Find and copy every line in the records that includes the string "Martínez".

--- START OF Information provided ---

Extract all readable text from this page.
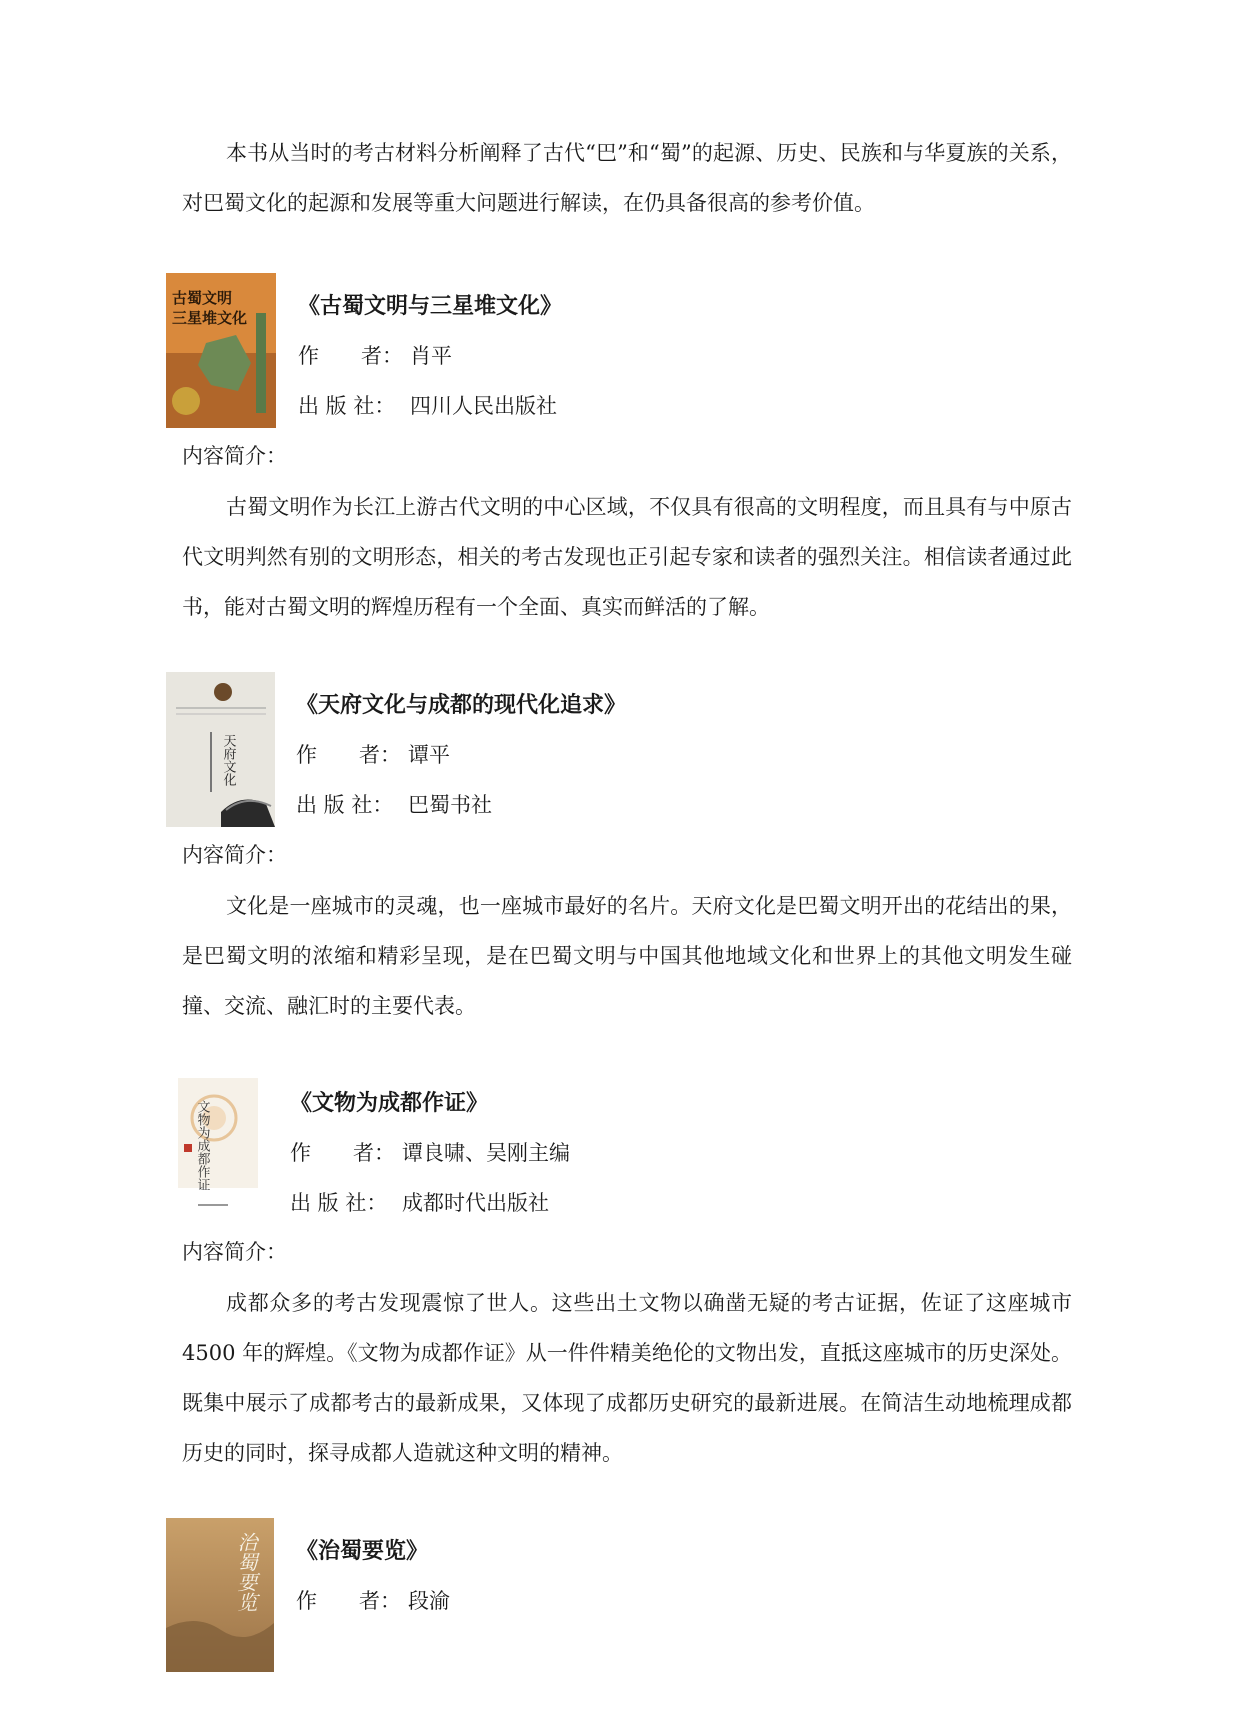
本书从当时的考古材料分析阐释了古代“巴”和“蜀”的起源、历史、民族和与华夏族的关系，对巴蜀文化的起源和发展等重大问题进行解读，在仍具备很高的参考价值。

古蜀文明
三星堆文化 《古蜀文明与三星堆文化》

作　　者： 肖平

出 版 社： 四川人民出版社

内容简介：

古蜀文明作为长江上游古代文明的中心区域，不仅具有很高的文明程度，而且具有与中原古代文明判然有别的文明形态，相关的考古发现也正引起专家和读者的强烈关注。相信读者通过此书，能对古蜀文明的辉煌历程有一个全面、真实而鲜活的了解。

天府文化

《天府文化与成都的现代化追求》

作　　者： 谭平

出 版 社： 巴蜀书社

内容简介：

文化是一座城市的灵魂，也一座城市最好的名片。天府文化是巴蜀文明开出的花结出的果，是巴蜀文明的浓缩和精彩呈现，是在巴蜀文明与中国其他地域文化和世界上的其他文明发生碰撞、交流、融汇时的主要代表。

文物为成都作证	《文物为成都作证》

作　　者： 谭良啸、吴刚主编

出 版 社： 成都时代出版社

内容简介：

成都众多的考古发现震惊了世人。这些出土文物以确凿无疑的考古证据，佐证了这座城市 4500 年的辉煌。《文物为成都作证》从一件件精美绝伦的文物出发，直抵这座城市的历史深处。既集中展示了成都考古的最新成果，又体现了成都历史研究的最新进展。在简洁生动地梳理成都历史的同时，探寻成都人造就这种文明的精神。

治蜀要览 《治蜀要览》

作　　者： 段渝
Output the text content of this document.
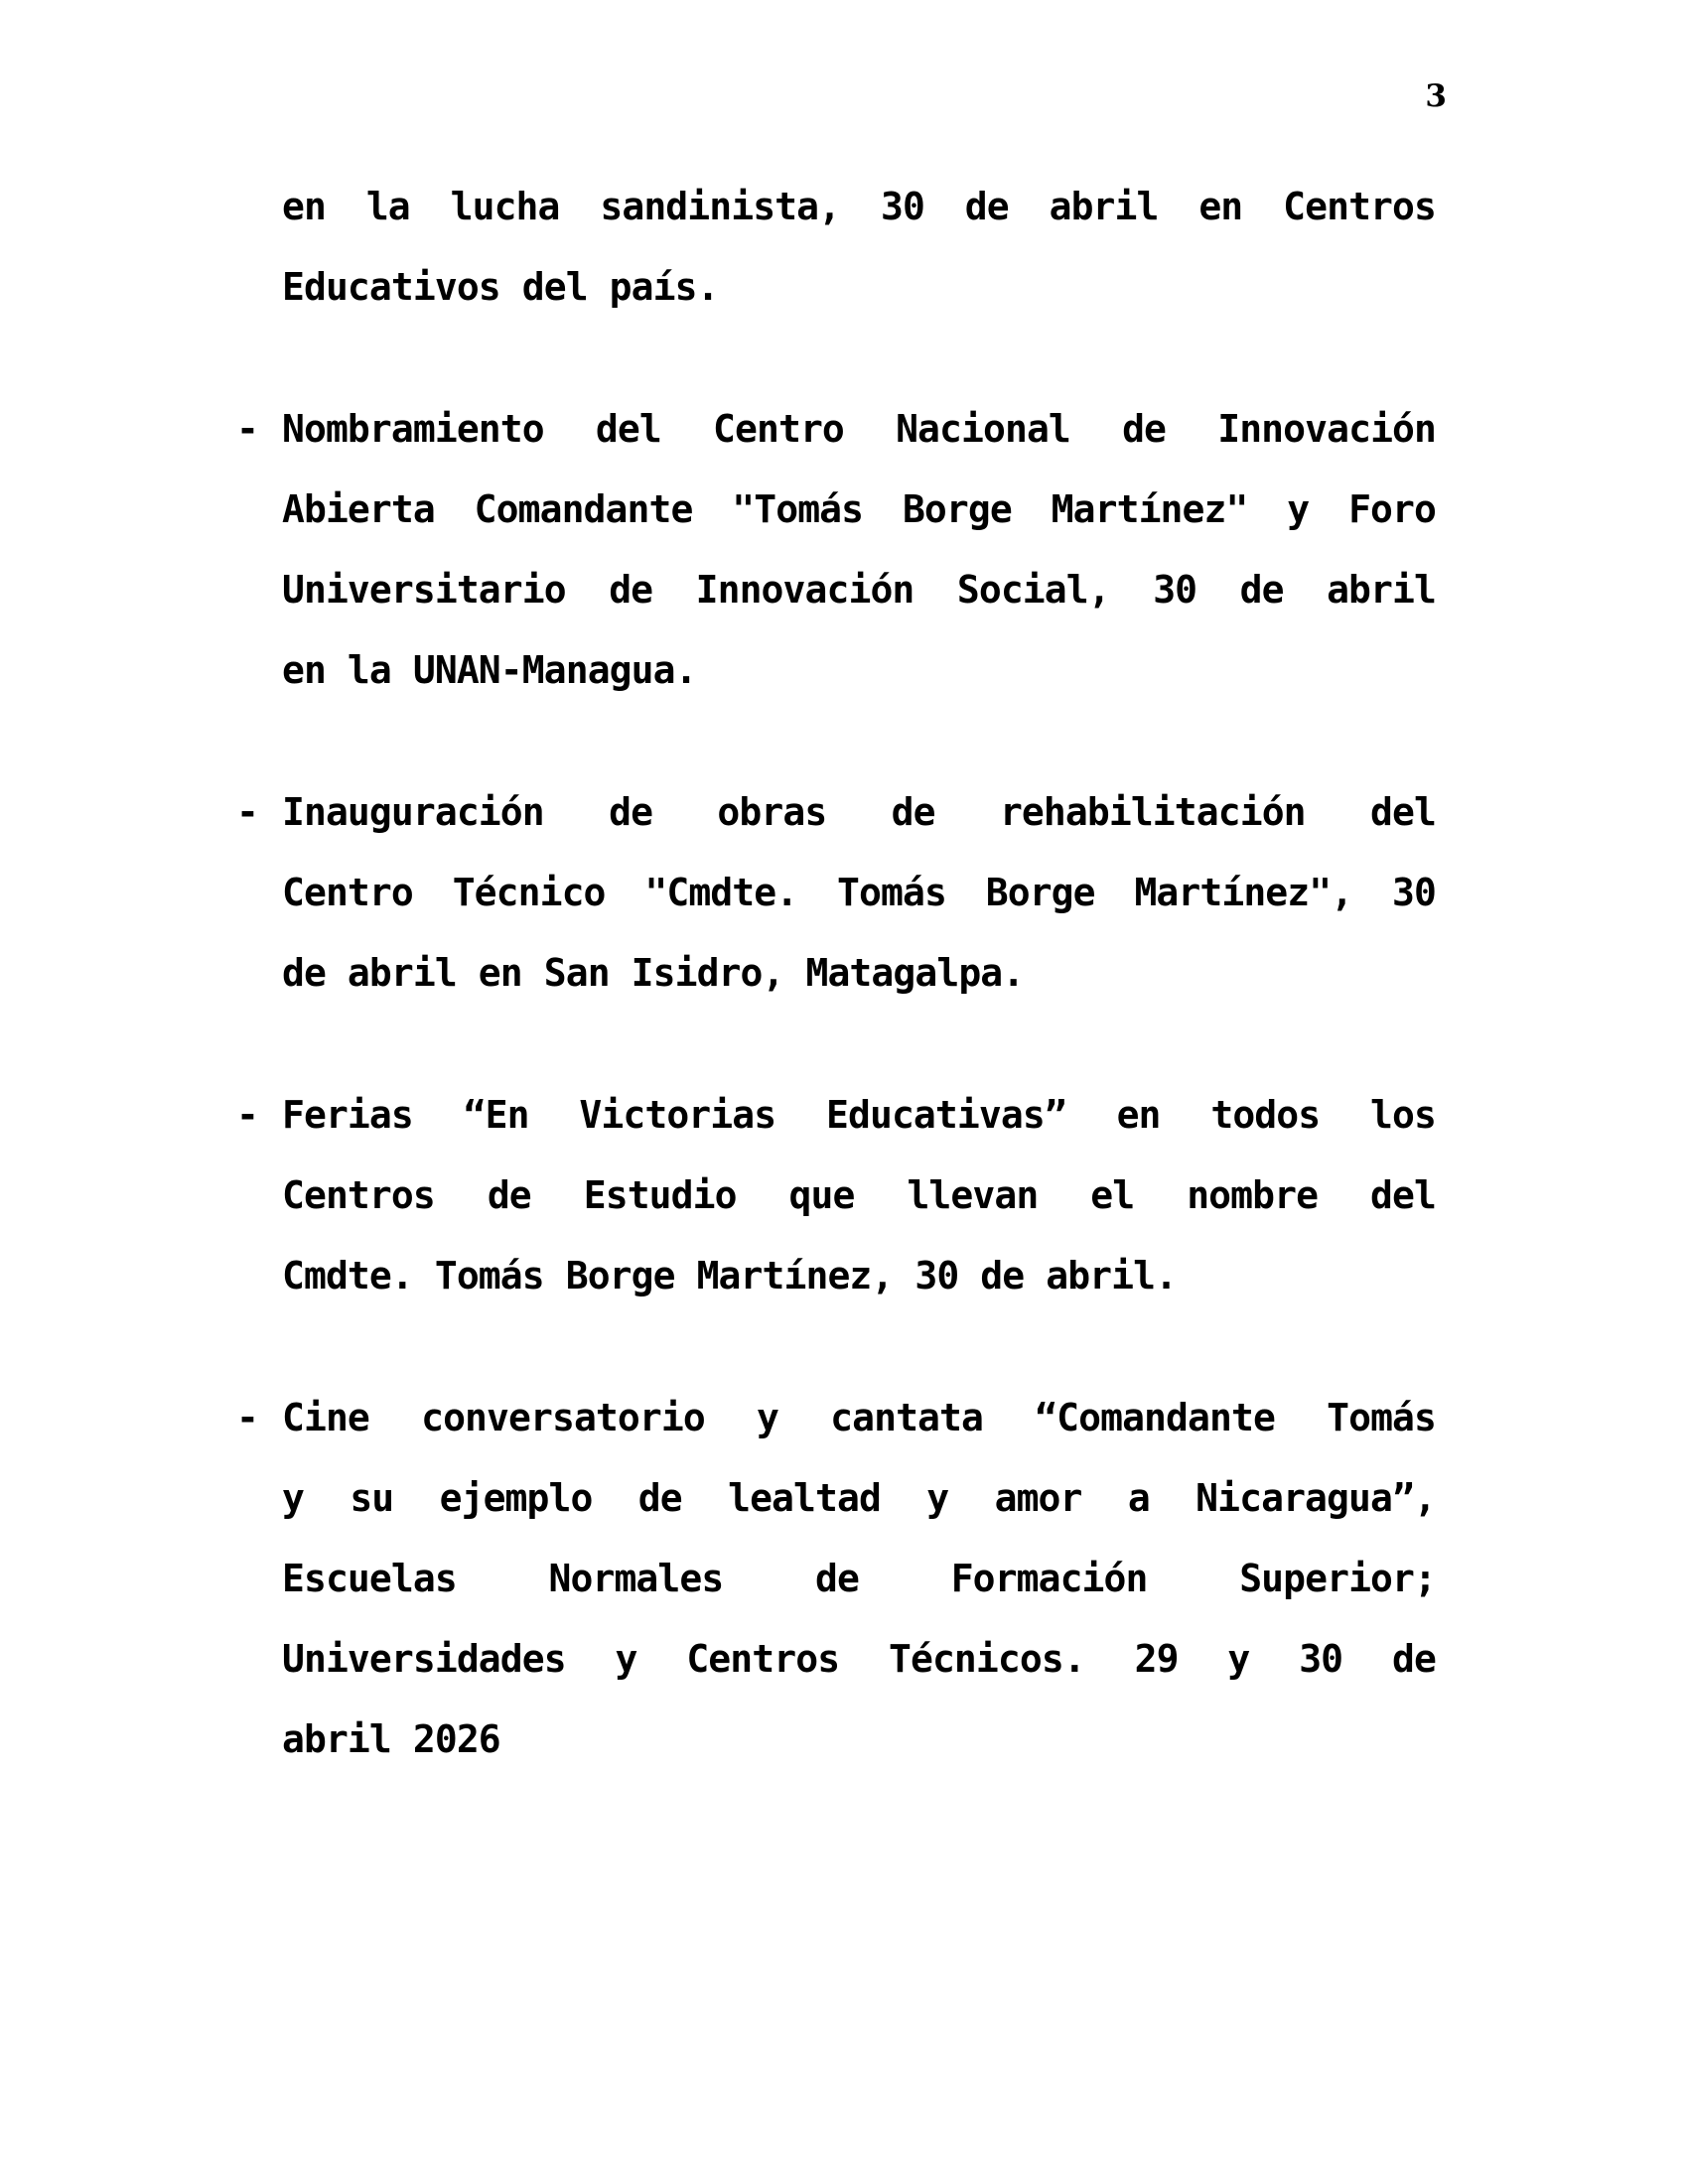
3

en la lucha sandinista, 30 de abril en Centros
Educativos del país.

- Nombramiento del Centro Nacional de Innovación
Abierta Comandante "Tomás Borge Martínez" y Foro
Universitario de Innovación Social, 30 de abril
en la UNAN-Managua.

- Inauguración de obras de rehabilitación del
Centro Técnico "Cmdte. Tomás Borge Martínez", 30
de abril en San Isidro, Matagalpa.

- Ferias “En Victorias Educativas” en todos los
Centros de Estudio que llevan el nombre del
Cmdte. Tomás Borge Martínez, 30 de abril.

- Cine conversatorio y cantata “Comandante Tomás
y su ejemplo de lealtad y amor a Nicaragua”,
Escuelas Normales de Formación Superior;
Universidades y Centros Técnicos. 29 y 30 de
abril 2026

--- END OF Information provided ---

■ Exercise output ■
Abierta Comandante "Tomás Borge Martínez" y Foro
Centro Técnico "Cmdte. Tomás Borge Martínez", 30
Cmdte. Tomás Borge Martínez, 30 de abril.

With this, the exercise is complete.